> What this task involves: Extract every line of the material that holds the string "равномерно".

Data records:
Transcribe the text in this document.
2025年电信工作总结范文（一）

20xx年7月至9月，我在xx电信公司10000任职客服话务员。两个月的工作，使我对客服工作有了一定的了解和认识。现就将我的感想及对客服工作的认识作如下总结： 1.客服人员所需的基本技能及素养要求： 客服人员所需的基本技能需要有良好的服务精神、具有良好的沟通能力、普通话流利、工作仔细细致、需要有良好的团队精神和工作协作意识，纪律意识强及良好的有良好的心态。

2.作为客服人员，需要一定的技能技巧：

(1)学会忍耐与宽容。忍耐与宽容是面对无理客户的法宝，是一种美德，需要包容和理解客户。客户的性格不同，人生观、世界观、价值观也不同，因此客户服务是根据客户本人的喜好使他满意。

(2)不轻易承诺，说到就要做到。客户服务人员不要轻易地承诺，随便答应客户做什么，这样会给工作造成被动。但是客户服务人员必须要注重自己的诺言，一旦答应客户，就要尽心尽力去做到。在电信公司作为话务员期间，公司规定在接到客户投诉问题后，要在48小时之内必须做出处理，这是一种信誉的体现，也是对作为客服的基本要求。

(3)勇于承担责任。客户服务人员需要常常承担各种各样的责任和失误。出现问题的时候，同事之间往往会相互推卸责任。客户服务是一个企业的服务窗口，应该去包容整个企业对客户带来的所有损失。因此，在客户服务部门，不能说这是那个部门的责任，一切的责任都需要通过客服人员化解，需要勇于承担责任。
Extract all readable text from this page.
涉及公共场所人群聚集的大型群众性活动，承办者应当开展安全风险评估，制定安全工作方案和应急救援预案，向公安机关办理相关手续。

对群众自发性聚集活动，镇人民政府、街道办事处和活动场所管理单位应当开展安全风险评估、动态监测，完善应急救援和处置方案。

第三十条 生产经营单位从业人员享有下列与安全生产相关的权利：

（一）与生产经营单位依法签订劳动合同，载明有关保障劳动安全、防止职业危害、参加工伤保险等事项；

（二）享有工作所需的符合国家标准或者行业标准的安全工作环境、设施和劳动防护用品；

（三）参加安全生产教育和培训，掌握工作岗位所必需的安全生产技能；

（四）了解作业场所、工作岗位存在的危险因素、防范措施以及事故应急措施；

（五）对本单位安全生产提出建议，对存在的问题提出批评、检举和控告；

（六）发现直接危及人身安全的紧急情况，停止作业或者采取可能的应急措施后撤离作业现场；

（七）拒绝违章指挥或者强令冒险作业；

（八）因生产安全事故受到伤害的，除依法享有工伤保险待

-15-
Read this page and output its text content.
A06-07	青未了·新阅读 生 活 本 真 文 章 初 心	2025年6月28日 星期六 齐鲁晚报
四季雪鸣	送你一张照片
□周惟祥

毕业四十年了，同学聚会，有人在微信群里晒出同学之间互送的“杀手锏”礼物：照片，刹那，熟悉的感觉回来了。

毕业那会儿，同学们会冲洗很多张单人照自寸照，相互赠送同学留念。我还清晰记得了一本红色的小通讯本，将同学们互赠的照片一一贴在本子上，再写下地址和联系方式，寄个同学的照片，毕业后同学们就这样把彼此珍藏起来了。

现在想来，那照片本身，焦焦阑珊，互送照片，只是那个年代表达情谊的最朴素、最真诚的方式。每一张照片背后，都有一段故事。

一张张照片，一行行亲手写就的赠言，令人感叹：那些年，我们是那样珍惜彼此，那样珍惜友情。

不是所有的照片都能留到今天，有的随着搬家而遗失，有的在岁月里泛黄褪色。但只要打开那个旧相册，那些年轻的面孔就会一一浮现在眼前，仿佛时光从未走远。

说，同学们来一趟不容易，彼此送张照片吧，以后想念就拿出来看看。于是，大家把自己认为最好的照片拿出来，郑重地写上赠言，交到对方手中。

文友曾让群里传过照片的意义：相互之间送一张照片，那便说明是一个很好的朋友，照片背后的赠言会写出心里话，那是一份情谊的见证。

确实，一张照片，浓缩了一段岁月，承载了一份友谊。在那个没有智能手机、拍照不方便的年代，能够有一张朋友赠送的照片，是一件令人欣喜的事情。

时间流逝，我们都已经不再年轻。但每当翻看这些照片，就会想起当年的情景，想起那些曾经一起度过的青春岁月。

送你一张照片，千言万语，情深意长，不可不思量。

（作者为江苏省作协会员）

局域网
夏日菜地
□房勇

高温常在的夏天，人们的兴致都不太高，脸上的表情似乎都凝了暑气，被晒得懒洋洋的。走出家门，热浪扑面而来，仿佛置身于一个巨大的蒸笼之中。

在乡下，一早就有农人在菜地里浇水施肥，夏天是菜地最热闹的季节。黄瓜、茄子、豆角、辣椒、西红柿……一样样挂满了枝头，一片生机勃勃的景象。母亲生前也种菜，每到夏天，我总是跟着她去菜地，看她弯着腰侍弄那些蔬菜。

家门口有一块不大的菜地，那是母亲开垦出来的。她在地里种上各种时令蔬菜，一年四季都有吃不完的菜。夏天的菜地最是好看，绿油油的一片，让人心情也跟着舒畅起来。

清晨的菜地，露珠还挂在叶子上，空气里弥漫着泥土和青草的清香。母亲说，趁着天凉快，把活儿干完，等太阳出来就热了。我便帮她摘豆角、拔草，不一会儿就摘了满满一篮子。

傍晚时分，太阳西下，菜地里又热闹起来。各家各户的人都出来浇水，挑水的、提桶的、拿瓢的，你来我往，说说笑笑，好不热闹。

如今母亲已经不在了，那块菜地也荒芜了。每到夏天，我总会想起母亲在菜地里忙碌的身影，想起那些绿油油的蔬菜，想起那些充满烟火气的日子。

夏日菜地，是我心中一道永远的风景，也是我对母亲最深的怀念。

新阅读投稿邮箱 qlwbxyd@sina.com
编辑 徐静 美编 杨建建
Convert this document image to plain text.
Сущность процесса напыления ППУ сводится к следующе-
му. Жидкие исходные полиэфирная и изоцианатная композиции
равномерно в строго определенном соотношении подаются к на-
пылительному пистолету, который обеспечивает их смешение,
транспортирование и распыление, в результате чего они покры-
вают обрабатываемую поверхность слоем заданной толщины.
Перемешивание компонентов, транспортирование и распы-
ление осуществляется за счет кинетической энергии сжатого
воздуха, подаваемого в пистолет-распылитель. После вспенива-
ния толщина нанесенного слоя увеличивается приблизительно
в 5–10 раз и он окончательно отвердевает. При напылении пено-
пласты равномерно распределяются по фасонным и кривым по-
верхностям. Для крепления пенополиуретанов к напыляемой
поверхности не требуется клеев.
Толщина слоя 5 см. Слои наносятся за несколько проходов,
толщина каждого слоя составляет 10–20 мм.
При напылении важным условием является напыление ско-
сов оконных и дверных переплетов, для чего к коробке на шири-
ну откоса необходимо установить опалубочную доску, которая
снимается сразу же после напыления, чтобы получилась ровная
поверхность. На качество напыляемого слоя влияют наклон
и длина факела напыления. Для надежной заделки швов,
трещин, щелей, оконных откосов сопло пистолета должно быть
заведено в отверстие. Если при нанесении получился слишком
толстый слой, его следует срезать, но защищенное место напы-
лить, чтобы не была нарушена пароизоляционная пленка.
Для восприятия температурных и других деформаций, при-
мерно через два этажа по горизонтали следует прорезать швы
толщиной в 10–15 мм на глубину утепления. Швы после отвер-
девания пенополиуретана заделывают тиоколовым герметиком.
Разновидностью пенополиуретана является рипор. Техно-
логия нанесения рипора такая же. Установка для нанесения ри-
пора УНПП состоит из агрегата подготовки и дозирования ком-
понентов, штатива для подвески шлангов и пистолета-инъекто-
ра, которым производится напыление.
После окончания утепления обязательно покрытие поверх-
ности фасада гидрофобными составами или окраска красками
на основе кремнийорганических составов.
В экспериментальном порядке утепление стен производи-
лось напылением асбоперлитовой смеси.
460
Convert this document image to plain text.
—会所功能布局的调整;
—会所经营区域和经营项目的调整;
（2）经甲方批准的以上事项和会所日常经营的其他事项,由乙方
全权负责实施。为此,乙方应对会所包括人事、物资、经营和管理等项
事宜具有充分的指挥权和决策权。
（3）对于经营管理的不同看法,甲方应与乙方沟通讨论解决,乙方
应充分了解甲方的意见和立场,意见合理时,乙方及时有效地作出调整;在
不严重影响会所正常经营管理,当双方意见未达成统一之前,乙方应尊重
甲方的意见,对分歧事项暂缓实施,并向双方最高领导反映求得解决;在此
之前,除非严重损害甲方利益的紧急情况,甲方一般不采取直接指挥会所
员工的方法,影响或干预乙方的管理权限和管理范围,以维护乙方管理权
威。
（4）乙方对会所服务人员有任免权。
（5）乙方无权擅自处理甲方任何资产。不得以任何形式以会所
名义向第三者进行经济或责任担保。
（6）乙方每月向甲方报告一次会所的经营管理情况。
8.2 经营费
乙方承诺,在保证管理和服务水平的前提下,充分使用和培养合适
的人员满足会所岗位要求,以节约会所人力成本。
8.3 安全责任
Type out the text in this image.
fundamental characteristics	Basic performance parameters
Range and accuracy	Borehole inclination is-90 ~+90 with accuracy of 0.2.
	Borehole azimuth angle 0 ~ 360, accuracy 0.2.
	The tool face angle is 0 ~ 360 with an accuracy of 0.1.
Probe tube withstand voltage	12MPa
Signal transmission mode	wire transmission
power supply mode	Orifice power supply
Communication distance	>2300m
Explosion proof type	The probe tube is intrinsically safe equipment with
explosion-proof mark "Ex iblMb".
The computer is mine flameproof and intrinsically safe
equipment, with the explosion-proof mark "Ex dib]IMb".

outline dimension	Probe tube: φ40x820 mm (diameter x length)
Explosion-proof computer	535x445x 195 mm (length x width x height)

> Result of the task:
равномерно в строго определенном соотношении подаются к на-
пласты равномерно распределяются по фасонным и кривым по-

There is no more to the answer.